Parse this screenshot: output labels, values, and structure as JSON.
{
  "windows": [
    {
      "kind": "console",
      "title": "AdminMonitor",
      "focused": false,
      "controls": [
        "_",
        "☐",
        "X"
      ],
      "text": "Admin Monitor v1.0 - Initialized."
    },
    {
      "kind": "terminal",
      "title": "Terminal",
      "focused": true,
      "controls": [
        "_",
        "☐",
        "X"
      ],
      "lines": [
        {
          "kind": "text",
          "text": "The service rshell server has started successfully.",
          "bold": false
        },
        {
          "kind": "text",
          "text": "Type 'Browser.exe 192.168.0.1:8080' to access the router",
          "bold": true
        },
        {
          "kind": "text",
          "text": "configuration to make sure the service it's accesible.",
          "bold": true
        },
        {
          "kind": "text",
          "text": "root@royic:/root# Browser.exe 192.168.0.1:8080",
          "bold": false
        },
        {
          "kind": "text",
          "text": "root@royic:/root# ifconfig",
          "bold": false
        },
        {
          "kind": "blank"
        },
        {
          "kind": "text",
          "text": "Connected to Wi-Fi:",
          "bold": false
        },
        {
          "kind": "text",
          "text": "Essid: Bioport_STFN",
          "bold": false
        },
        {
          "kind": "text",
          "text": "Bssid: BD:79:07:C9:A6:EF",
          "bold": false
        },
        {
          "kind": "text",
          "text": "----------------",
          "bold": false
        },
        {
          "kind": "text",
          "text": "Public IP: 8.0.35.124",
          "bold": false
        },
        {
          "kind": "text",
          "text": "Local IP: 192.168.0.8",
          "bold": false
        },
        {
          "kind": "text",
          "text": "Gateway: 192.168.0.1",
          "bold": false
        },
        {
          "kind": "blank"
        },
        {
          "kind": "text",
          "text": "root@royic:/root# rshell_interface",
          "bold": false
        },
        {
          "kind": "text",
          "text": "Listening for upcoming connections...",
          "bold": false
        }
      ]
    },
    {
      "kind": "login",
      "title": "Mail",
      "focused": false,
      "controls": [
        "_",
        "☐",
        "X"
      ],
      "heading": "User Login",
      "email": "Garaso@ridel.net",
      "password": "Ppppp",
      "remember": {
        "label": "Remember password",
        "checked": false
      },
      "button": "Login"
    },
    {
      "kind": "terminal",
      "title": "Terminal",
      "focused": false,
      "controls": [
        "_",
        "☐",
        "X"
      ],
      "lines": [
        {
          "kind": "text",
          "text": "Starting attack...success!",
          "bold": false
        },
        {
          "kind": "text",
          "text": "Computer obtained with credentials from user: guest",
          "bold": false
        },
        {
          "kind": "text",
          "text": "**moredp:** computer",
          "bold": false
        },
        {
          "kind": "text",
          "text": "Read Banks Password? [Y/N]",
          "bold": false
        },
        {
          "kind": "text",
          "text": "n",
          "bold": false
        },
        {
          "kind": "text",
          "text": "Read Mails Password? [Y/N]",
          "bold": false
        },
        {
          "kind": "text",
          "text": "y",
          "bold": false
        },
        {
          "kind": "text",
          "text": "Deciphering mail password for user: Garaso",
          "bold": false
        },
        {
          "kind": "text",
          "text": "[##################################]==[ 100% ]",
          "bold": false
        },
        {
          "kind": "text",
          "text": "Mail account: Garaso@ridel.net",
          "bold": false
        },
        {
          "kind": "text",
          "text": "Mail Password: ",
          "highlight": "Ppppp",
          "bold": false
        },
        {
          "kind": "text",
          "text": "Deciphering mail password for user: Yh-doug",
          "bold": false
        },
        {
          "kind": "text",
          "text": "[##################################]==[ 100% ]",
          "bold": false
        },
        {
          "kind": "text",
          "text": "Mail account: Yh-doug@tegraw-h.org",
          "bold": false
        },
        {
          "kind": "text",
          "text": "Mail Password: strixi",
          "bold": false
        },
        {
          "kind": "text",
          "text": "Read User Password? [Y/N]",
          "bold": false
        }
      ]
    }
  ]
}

### Work required:
Repeat the data in its entirety, character for character.

### The reply:
Parse this screenshot: output labels, values, and structure as JSON.
{
  "windows": [
    {
      "kind": "console",
      "title": "AdminMonitor",
      "focused": false,
      "controls": [
        "_",
        "☐",
        "X"
      ],
      "text": "Admin Monitor v1.0 - Initialized."
    },
    {
      "kind": "terminal",
      "title": "Terminal",
      "focused": true,
      "controls": [
        "_",
        "☐",
        "X"
      ],
      "lines": [
        {
          "kind": "text",
          "text": "The service rshell server has started successfully.",
          "bold": false
        },
        {
          "kind": "text",
          "text": "Type 'Browser.exe 192.168.0.1:8080' to access the router",
          "bold": true
        },
        {
          "kind": "text",
          "text": "configuration to make sure the service it's accesible.",
          "bold": true
        },
        {
          "kind": "text",
          "text": "root@royic:/root# Browser.exe 192.168.0.1:8080",
          "bold": false
        },
        {
          "kind": "text",
          "text": "root@royic:/root# ifconfig",
          "bold": false
        },
        {
          "kind": "blank"
        },
        {
          "kind": "text",
          "text": "Connected to Wi-Fi:",
          "bold": false
        },
        {
          "kind": "text",
          "text": "Essid: Bioport_STFN",
          "bold": false
        },
        {
          "kind": "text",
          "text": "Bssid: BD:79:07:C9:A6:EF",
          "bold": false
        },
        {
          "kind": "text",
          "text": "----------------",
          "bold": false
        },
        {
          "kind": "text",
          "text": "Public IP: 8.0.35.124",
          "bold": false
        },
        {
          "kind": "text",
          "text": "Local IP: 192.168.0.8",
          "bold": false
        },
        {
          "kind": "text",
          "text": "Gateway: 192.168.0.1",
          "bold": false
        },
        {
          "kind": "blank"
        },
        {
          "kind": "text",
          "text": "root@royic:/root# rshell_interface",
          "bold": false
        },
        {
          "kind": "text",
          "text": "Listening for upcoming connections...",
          "bold": false
        }
      ]
    },
    {
      "kind": "login",
      "title": "Mail",
      "focused": false,
      "controls": [
        "_",
        "☐",
        "X"
      ],
      "heading": "User Login",
      "email": "Garaso@ridel.net",
      "password": "Ppppp",
      "remember": {
        "label": "Remember password",
        "checked": false
      },
      "button": "Login"
    },
    {
      "kind": "terminal",
      "title": "Terminal",
      "focused": false,
      "controls": [
        "_",
        "☐",
        "X"
      ],
      "lines": [
        {
          "kind": "text",
          "text": "Starting attack...success!",
          "bold": false
        },
        {
          "kind": "text",
          "text": "Computer obtained with credentials from user: guest",
          "bold": false
        },
        {
          "kind": "text",
          "text": "**moredp:** computer",
          "bold": false
        },
        {
          "kind": "text",
          "text": "Read Banks Password? [Y/N]",
          "bold": false
        },
        {
          "kind": "text",
          "text": "n",
          "bold": false
        },
        {
          "kind": "text",
          "text": "Read Mails Password? [Y/N]",
          "bold": false
        },
        {
          "kind": "text",
          "text": "y",
          "bold": false
        },
        {
          "kind": "text",
          "text": "Deciphering mail password for user: Garaso",
          "bold": false
        },
        {
          "kind": "text",
          "text": "[##################################]==[ 100% ]",
          "bold": false
        },
        {
          "kind": "text",
          "text": "Mail account: Garaso@ridel.net",
          "bold": false
        },
        {
          "kind": "text",
          "text": "Mail Password: ",
          "highlight": "Ppppp",
          "bold": false
        },
        {
          "kind": "text",
          "text": "Deciphering mail password for user: Yh-doug",
          "bold": false
        },
        {
          "kind": "text",
          "text": "[##################################]==[ 100% ]",
          "bold": false
        },
        {
          "kind": "text",
          "text": "Mail account: Yh-doug@tegraw-h.org",
          "bold": false
        },
        {
          "kind": "text",
          "text": "Mail Password: strixi",
          "bold": false
        },
        {
          "kind": "text",
          "text": "Read User Password? [Y/N]",
          "bold": false
        }
      ]
    }
  ]
}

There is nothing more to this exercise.